▸ **Problem statement**
Quote the records in full and leave their pictures out.

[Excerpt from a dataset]
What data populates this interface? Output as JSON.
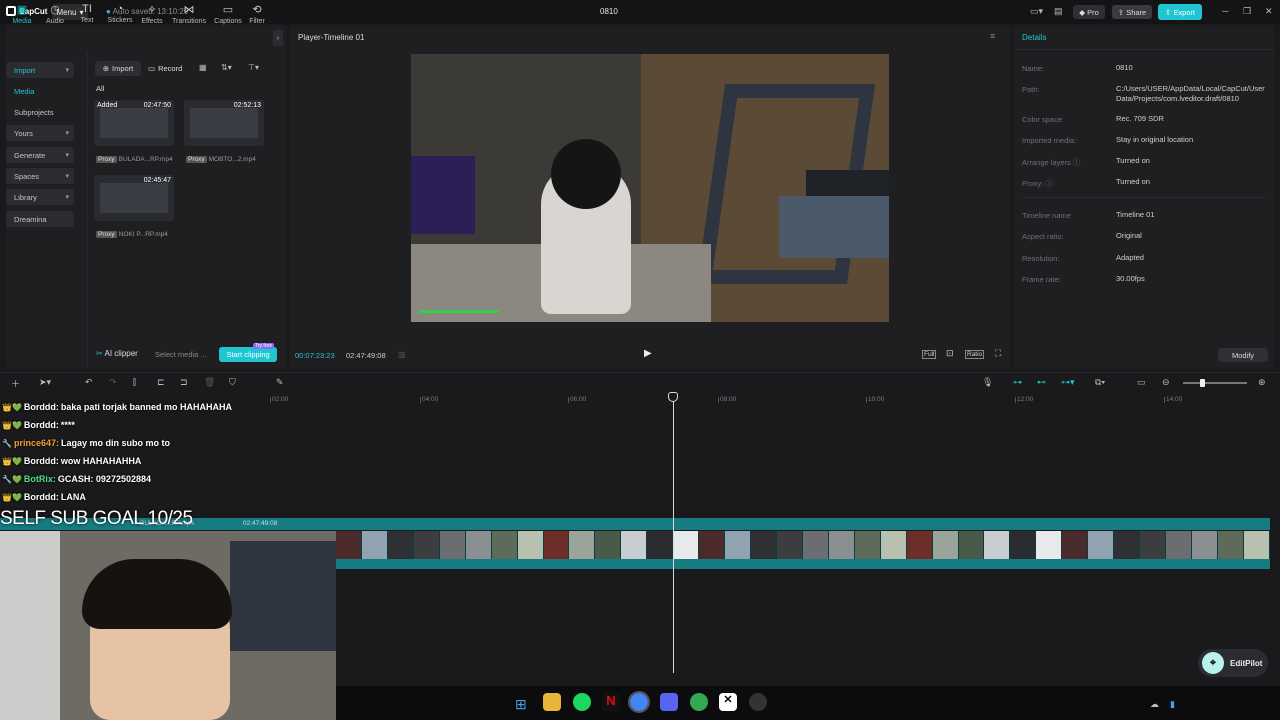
{
  "app": {
    "brand": "CapCut",
    "menu_label": "Menu",
    "autosave": "Auto saved: 13:10:29",
    "title": "0810",
    "pro_label": "Pro",
    "share_label": "Share",
    "export_label": "Export"
  },
  "toolbar": {
    "tabs": [
      {
        "label": "Media",
        "icon": "media-icon"
      },
      {
        "label": "Audio",
        "icon": "audio-icon"
      },
      {
        "label": "Text",
        "icon": "text-icon"
      },
      {
        "label": "Stickers",
        "icon": "stickers-icon"
      },
      {
        "label": "Effects",
        "icon": "effects-icon"
      },
      {
        "label": "Transitions",
        "icon": "transitions-icon"
      },
      {
        "label": "Captions",
        "icon": "captions-icon"
      },
      {
        "label": "Filter",
        "icon": "filters-icon"
      }
    ]
  },
  "sidebar": {
    "items": [
      {
        "label": "Import"
      },
      {
        "label": "Media"
      },
      {
        "label": "Subprojects"
      },
      {
        "label": "Yours"
      },
      {
        "label": "Generate"
      },
      {
        "label": "Spaces"
      },
      {
        "label": "Library"
      },
      {
        "label": "Dreamina"
      }
    ]
  },
  "media": {
    "import_label": "Import",
    "record_label": "Record",
    "filter_all": "All",
    "items": [
      {
        "tag": "Added",
        "duration": "02:47:50",
        "proxy": "Proxy",
        "name": "BULADA...RP.mp4"
      },
      {
        "tag": "",
        "duration": "02:52:13",
        "proxy": "Proxy",
        "name": "MOBTO...2.mp4"
      },
      {
        "tag": "",
        "duration": "02:45:47",
        "proxy": "Proxy",
        "name": "NOKI P...RP.mp4"
      }
    ],
    "ai_clipper": "AI clipper",
    "select_media": "Select media ...",
    "start_clipping": "Start clipping",
    "try_free": "Try free"
  },
  "player": {
    "title": "Player-Timeline 01",
    "current_time": "00:07:23:23",
    "total_time": "02:47:49:08",
    "full_label": "Full",
    "ratio_label": "Ratio"
  },
  "details": {
    "title": "Details",
    "rows": [
      {
        "key": "Name:",
        "value": "0810"
      },
      {
        "key": "Path:",
        "value": "C:/Users/USER/AppData/Local/CapCut/User Data/Projects/com.lveditor.draft/0810"
      },
      {
        "key": "Color space",
        "value": "Rec. 709 SDR"
      },
      {
        "key": "Imported media:",
        "value": "Stay in original location"
      },
      {
        "key": "Arrange layers",
        "value": "Turned on"
      },
      {
        "key": "Proxy:",
        "value": "Turned on"
      },
      {
        "key": "Timeline name",
        "value": "Timeline 01"
      },
      {
        "key": "Aspect ratio:",
        "value": "Original"
      },
      {
        "key": "Resolution:",
        "value": "Adapted"
      },
      {
        "key": "Frame rate:",
        "value": "30.00fps"
      }
    ],
    "modify_label": "Modify"
  },
  "timeline": {
    "ruler": [
      "02:00",
      "04:00",
      "06:00",
      "08:00",
      "10:00",
      "12:00",
      "14:00"
    ],
    "clip_label": "BULADA...RP.mp4",
    "clip_duration": "02:47:49:08"
  },
  "overlay": {
    "chat": [
      {
        "badges": "👑💚",
        "user": "Borddd:",
        "text": "baka pati torjak banned mo HAHAHAHA",
        "color": "#ffffff"
      },
      {
        "badges": "👑💚",
        "user": "Borddd:",
        "text": "****",
        "color": "#ffffff"
      },
      {
        "badges": "🔧",
        "user": "prince647:",
        "text": "Lagay mo din subo mo to",
        "color": "#f0a030"
      },
      {
        "badges": "👑💚",
        "user": "Borddd:",
        "text": "wow HAHAHAHHA",
        "color": "#ffffff"
      },
      {
        "badges": "🔧💚",
        "user": "BotRix:",
        "text": "GCASH: 09272502884",
        "color": "#53e08a"
      },
      {
        "badges": "👑💚",
        "user": "Borddd:",
        "text": "LANA",
        "color": "#ffffff"
      }
    ],
    "goal": "SELF SUB GOAL 10/25"
  },
  "editpilot": {
    "label": "EditPilot"
  },
  "colors": {
    "accent": "#1fc6d2"
  }
}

▸ **Solution for this task**
What data populates this interface? Output as JSON.
{
  "app": {
    "brand": "CapCut",
    "menu_label": "Menu",
    "autosave": "Auto saved: 13:10:29",
    "title": "0810",
    "pro_label": "Pro",
    "share_label": "Share",
    "export_label": "Export"
  },
  "toolbar": {
    "tabs": [
      {
        "label": "Media",
        "icon": "media-icon"
      },
      {
        "label": "Audio",
        "icon": "audio-icon"
      },
      {
        "label": "Text",
        "icon": "text-icon"
      },
      {
        "label": "Stickers",
        "icon": "stickers-icon"
      },
      {
        "label": "Effects",
        "icon": "effects-icon"
      },
      {
        "label": "Transitions",
        "icon": "transitions-icon"
      },
      {
        "label": "Captions",
        "icon": "captions-icon"
      },
      {
        "label": "Filter",
        "icon": "filters-icon"
      }
    ]
  },
  "sidebar": {
    "items": [
      {
        "label": "Import"
      },
      {
        "label": "Media"
      },
      {
        "label": "Subprojects"
      },
      {
        "label": "Yours"
      },
      {
        "label": "Generate"
      },
      {
        "label": "Spaces"
      },
      {
        "label": "Library"
      },
      {
        "label": "Dreamina"
      }
    ]
  },
  "media": {
    "import_label": "Import",
    "record_label": "Record",
    "filter_all": "All",
    "items": [
      {
        "tag": "Added",
        "duration": "02:47:50",
        "proxy": "Proxy",
        "name": "BULADA...RP.mp4"
      },
      {
        "tag": "",
        "duration": "02:52:13",
        "proxy": "Proxy",
        "name": "MOBTO...2.mp4"
      },
      {
        "tag": "",
        "duration": "02:45:47",
        "proxy": "Proxy",
        "name": "NOKI P...RP.mp4"
      }
    ],
    "ai_clipper": "AI clipper",
    "select_media": "Select media ...",
    "start_clipping": "Start clipping",
    "try_free": "Try free"
  },
  "player": {
    "title": "Player-Timeline 01",
    "current_time": "00:07:23:23",
    "total_time": "02:47:49:08",
    "full_label": "Full",
    "ratio_label": "Ratio"
  },
  "details": {
    "title": "Details",
    "rows": [
      {
        "key": "Name:",
        "value": "0810"
      },
      {
        "key": "Path:",
        "value": "C:/Users/USER/AppData/Local/CapCut/User Data/Projects/com.lveditor.draft/0810"
      },
      {
        "key": "Color space",
        "value": "Rec. 709 SDR"
      },
      {
        "key": "Imported media:",
        "value": "Stay in original location"
      },
      {
        "key": "Arrange layers",
        "value": "Turned on"
      },
      {
        "key": "Proxy:",
        "value": "Turned on"
      },
      {
        "key": "Timeline name",
        "value": "Timeline 01"
      },
      {
        "key": "Aspect ratio:",
        "value": "Original"
      },
      {
        "key": "Resolution:",
        "value": "Adapted"
      },
      {
        "key": "Frame rate:",
        "value": "30.00fps"
      }
    ],
    "modify_label": "Modify"
  },
  "timeline": {
    "ruler": [
      "02:00",
      "04:00",
      "06:00",
      "08:00",
      "10:00",
      "12:00",
      "14:00"
    ],
    "clip_label": "BULADA...RP.mp4",
    "clip_duration": "02:47:49:08"
  },
  "overlay": {
    "chat": [
      {
        "badges": "👑💚",
        "user": "Borddd:",
        "text": "baka pati torjak banned mo HAHAHAHA",
        "color": "#ffffff"
      },
      {
        "badges": "👑💚",
        "user": "Borddd:",
        "text": "****",
        "color": "#ffffff"
      },
      {
        "badges": "🔧",
        "user": "prince647:",
        "text": "Lagay mo din subo mo to",
        "color": "#f0a030"
      },
      {
        "badges": "👑💚",
        "user": "Borddd:",
        "text": "wow HAHAHAHHA",
        "color": "#ffffff"
      },
      {
        "badges": "🔧💚",
        "user": "BotRix:",
        "text": "GCASH: 09272502884",
        "color": "#53e08a"
      },
      {
        "badges": "👑💚",
        "user": "Borddd:",
        "text": "LANA",
        "color": "#ffffff"
      }
    ],
    "goal": "SELF SUB GOAL 10/25"
  },
  "editpilot": {
    "label": "EditPilot"
  },
  "colors": {
    "accent": "#1fc6d2"
  }
}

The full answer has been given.